## begin DATA TO PROCESS

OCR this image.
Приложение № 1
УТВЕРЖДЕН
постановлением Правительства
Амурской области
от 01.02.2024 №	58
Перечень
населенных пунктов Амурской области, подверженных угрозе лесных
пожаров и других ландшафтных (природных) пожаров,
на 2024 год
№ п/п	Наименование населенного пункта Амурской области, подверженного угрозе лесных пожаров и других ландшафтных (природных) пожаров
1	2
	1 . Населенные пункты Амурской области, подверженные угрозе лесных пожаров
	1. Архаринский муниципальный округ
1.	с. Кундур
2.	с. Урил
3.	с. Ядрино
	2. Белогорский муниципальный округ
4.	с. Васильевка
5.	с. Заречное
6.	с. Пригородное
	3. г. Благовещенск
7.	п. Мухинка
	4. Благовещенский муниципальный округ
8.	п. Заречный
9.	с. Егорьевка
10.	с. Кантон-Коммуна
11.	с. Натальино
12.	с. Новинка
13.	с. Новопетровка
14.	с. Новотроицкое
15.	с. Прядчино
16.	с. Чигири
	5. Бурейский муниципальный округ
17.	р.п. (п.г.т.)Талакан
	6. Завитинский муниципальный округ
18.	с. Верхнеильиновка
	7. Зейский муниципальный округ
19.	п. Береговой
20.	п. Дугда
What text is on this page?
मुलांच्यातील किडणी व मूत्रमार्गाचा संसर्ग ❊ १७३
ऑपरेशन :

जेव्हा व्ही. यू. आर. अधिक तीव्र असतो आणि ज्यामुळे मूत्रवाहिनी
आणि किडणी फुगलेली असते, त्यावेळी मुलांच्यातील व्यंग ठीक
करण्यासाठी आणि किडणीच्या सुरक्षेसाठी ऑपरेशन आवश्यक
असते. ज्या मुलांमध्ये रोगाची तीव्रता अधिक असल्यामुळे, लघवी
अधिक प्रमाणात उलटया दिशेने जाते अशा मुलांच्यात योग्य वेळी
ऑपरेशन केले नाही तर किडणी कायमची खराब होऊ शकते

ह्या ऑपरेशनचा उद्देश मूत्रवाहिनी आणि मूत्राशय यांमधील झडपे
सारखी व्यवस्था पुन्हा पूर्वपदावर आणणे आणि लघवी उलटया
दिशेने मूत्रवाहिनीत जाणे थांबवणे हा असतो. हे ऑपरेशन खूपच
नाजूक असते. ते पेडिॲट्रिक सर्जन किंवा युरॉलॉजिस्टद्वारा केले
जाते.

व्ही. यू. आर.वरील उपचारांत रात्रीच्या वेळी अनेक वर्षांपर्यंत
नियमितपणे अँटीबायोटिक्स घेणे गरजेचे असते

## end DATA TO PROCESS

• _WHAT YOU NEED TO DO_
Only a number is wanted: how many lines of the material above hold "угрозе"?

• _REPLY_
3